Requirement: Copy out the complete listing, word for word.

Supplied material:
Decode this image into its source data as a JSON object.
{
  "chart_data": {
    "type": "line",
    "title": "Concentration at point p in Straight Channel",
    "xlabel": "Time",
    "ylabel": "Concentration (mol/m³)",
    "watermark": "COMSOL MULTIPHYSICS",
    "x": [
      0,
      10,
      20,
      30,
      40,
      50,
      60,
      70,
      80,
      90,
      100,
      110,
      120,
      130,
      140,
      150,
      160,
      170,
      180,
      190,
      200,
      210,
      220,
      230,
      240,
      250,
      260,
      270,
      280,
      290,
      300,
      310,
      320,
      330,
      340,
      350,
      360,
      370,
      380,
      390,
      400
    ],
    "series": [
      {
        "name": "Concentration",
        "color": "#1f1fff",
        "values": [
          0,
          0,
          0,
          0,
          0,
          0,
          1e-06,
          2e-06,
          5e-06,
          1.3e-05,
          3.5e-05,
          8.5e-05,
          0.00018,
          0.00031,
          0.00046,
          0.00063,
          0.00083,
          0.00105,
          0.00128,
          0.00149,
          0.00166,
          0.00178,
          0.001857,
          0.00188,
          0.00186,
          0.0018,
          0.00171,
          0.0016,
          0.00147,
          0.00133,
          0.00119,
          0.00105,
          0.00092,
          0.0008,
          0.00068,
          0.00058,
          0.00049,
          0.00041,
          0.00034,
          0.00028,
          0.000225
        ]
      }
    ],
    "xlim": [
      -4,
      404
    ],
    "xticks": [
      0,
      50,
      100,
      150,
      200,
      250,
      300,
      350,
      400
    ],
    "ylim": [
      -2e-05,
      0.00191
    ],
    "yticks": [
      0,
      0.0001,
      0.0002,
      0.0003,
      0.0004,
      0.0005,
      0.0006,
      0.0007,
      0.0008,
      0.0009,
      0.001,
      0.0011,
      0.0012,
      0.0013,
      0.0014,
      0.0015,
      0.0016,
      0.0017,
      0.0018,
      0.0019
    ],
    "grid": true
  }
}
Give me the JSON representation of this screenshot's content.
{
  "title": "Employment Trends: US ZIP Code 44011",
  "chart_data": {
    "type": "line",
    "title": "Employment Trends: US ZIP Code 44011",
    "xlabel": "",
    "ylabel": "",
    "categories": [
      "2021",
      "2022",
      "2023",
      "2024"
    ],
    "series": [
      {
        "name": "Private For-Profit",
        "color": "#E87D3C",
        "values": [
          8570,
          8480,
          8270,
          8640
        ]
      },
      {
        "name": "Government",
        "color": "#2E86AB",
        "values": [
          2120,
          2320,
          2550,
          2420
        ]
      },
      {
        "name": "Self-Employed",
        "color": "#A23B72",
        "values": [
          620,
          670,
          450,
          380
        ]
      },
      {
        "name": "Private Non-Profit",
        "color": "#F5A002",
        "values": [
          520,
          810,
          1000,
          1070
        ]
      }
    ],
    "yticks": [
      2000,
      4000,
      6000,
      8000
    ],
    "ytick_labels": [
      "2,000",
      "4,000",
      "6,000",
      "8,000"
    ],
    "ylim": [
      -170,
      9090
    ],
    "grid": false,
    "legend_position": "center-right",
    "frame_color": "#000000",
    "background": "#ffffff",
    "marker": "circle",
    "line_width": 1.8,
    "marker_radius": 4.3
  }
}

Correct result:
Decode this image into its source data as a JSON object.
{
  "chart_data": {
    "type": "line",
    "title": "Concentration at point p in Straight Channel",
    "xlabel": "Time",
    "ylabel": "Concentration (mol/m³)",
    "watermark": "COMSOL MULTIPHYSICS",
    "x": [
      0,
      10,
      20,
      30,
      40,
      50,
      60,
      70,
      80,
      90,
      100,
      110,
      120,
      130,
      140,
      150,
      160,
      170,
      180,
      190,
      200,
      210,
      220,
      230,
      240,
      250,
      260,
      270,
      280,
      290,
      300,
      310,
      320,
      330,
      340,
      350,
      360,
      370,
      380,
      390,
      400
    ],
    "series": [
      {
        "name": "Concentration",
        "color": "#1f1fff",
        "values": [
          0,
          0,
          0,
          0,
          0,
          0,
          1e-06,
          2e-06,
          5e-06,
          1.3e-05,
          3.5e-05,
          8.5e-05,
          0.00018,
          0.00031,
          0.00046,
          0.00063,
          0.00083,
          0.00105,
          0.00128,
          0.00149,
          0.00166,
          0.00178,
          0.001857,
          0.00188,
          0.00186,
          0.0018,
          0.00171,
          0.0016,
          0.00147,
          0.00133,
          0.00119,
          0.00105,
          0.00092,
          0.0008,
          0.00068,
          0.00058,
          0.00049,
          0.00041,
          0.00034,
          0.00028,
          0.000225
        ]
      }
    ],
    "xlim": [
      -4,
      404
    ],
    "xticks": [
      0,
      50,
      100,
      150,
      200,
      250,
      300,
      350,
      400
    ],
    "ylim": [
      -2e-05,
      0.00191
    ],
    "yticks": [
      0,
      0.0001,
      0.0002,
      0.0003,
      0.0004,
      0.0005,
      0.0006,
      0.0007,
      0.0008,
      0.0009,
      0.001,
      0.0011,
      0.0012,
      0.0013,
      0.0014,
      0.0015,
      0.0016,
      0.0017,
      0.0018,
      0.0019
    ],
    "grid": true
  }
}
Give me the JSON representation of this screenshot's content.
{
  "title": "Employment Trends: US ZIP Code 44011",
  "chart_data": {
    "type": "line",
    "title": "Employment Trends: US ZIP Code 44011",
    "xlabel": "",
    "ylabel": "",
    "categories": [
      "2021",
      "2022",
      "2023",
      "2024"
    ],
    "series": [
      {
        "name": "Private For-Profit",
        "color": "#E87D3C",
        "values": [
          8570,
          8480,
          8270,
          8640
        ]
      },
      {
        "name": "Government",
        "color": "#2E86AB",
        "values": [
          2120,
          2320,
          2550,
          2420
        ]
      },
      {
        "name": "Self-Employed",
        "color": "#A23B72",
        "values": [
          620,
          670,
          450,
          380
        ]
      },
      {
        "name": "Private Non-Profit",
        "color": "#F5A002",
        "values": [
          520,
          810,
          1000,
          1070
        ]
      }
    ],
    "yticks": [
      2000,
      4000,
      6000,
      8000
    ],
    "ytick_labels": [
      "2,000",
      "4,000",
      "6,000",
      "8,000"
    ],
    "ylim": [
      -170,
      9090
    ],
    "grid": false,
    "legend_position": "center-right",
    "frame_color": "#000000",
    "background": "#ffffff",
    "marker": "circle",
    "line_width": 1.8,
    "marker_radius": 4.3
  }
}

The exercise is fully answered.